* _Records provided_:
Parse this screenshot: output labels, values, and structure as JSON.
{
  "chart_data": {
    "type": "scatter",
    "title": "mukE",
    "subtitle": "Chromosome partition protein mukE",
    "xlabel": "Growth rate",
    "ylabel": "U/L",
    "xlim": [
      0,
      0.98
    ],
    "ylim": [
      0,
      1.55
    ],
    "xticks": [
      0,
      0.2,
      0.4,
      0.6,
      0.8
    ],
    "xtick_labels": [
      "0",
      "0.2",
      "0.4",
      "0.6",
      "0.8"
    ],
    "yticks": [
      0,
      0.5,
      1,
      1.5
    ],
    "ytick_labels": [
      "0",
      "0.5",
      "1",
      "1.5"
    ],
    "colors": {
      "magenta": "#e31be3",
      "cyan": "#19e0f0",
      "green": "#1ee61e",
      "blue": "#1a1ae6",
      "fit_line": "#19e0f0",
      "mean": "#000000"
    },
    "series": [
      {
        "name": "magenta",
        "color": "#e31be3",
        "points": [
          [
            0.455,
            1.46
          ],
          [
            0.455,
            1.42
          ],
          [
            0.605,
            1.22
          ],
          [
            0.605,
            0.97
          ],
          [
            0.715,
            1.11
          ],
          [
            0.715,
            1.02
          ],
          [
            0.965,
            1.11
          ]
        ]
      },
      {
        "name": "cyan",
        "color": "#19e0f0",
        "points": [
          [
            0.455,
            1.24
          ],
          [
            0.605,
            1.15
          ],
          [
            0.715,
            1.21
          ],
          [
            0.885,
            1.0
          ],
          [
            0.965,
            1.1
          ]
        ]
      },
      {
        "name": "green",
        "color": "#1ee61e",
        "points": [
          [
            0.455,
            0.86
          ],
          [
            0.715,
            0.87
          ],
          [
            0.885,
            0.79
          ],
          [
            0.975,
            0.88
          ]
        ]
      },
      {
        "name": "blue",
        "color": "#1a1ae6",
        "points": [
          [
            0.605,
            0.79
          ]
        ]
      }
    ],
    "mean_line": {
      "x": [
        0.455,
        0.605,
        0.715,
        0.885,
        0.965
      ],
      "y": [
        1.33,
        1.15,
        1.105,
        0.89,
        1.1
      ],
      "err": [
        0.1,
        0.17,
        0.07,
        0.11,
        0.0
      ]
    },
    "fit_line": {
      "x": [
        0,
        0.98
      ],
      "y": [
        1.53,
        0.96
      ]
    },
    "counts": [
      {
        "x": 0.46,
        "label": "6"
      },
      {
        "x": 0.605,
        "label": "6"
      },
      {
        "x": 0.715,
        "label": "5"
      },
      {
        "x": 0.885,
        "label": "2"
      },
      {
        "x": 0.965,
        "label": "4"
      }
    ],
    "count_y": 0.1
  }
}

* _Work order_: Output the records exactly.

* _Answer box_:
Parse this screenshot: output labels, values, and structure as JSON.
{
  "chart_data": {
    "type": "scatter",
    "title": "mukE",
    "subtitle": "Chromosome partition protein mukE",
    "xlabel": "Growth rate",
    "ylabel": "U/L",
    "xlim": [
      0,
      0.98
    ],
    "ylim": [
      0,
      1.55
    ],
    "xticks": [
      0,
      0.2,
      0.4,
      0.6,
      0.8
    ],
    "xtick_labels": [
      "0",
      "0.2",
      "0.4",
      "0.6",
      "0.8"
    ],
    "yticks": [
      0,
      0.5,
      1,
      1.5
    ],
    "ytick_labels": [
      "0",
      "0.5",
      "1",
      "1.5"
    ],
    "colors": {
      "magenta": "#e31be3",
      "cyan": "#19e0f0",
      "green": "#1ee61e",
      "blue": "#1a1ae6",
      "fit_line": "#19e0f0",
      "mean": "#000000"
    },
    "series": [
      {
        "name": "magenta",
        "color": "#e31be3",
        "points": [
          [
            0.455,
            1.46
          ],
          [
            0.455,
            1.42
          ],
          [
            0.605,
            1.22
          ],
          [
            0.605,
            0.97
          ],
          [
            0.715,
            1.11
          ],
          [
            0.715,
            1.02
          ],
          [
            0.965,
            1.11
          ]
        ]
      },
      {
        "name": "cyan",
        "color": "#19e0f0",
        "points": [
          [
            0.455,
            1.24
          ],
          [
            0.605,
            1.15
          ],
          [
            0.715,
            1.21
          ],
          [
            0.885,
            1.0
          ],
          [
            0.965,
            1.1
          ]
        ]
      },
      {
        "name": "green",
        "color": "#1ee61e",
        "points": [
          [
            0.455,
            0.86
          ],
          [
            0.715,
            0.87
          ],
          [
            0.885,
            0.79
          ],
          [
            0.975,
            0.88
          ]
        ]
      },
      {
        "name": "blue",
        "color": "#1a1ae6",
        "points": [
          [
            0.605,
            0.79
          ]
        ]
      }
    ],
    "mean_line": {
      "x": [
        0.455,
        0.605,
        0.715,
        0.885,
        0.965
      ],
      "y": [
        1.33,
        1.15,
        1.105,
        0.89,
        1.1
      ],
      "err": [
        0.1,
        0.17,
        0.07,
        0.11,
        0.0
      ]
    },
    "fit_line": {
      "x": [
        0,
        0.98
      ],
      "y": [
        1.53,
        0.96
      ]
    },
    "counts": [
      {
        "x": 0.46,
        "label": "6"
      },
      {
        "x": 0.605,
        "label": "6"
      },
      {
        "x": 0.715,
        "label": "5"
      },
      {
        "x": 0.885,
        "label": "2"
      },
      {
        "x": 0.965,
        "label": "4"
      }
    ],
    "count_y": 0.1
  }
}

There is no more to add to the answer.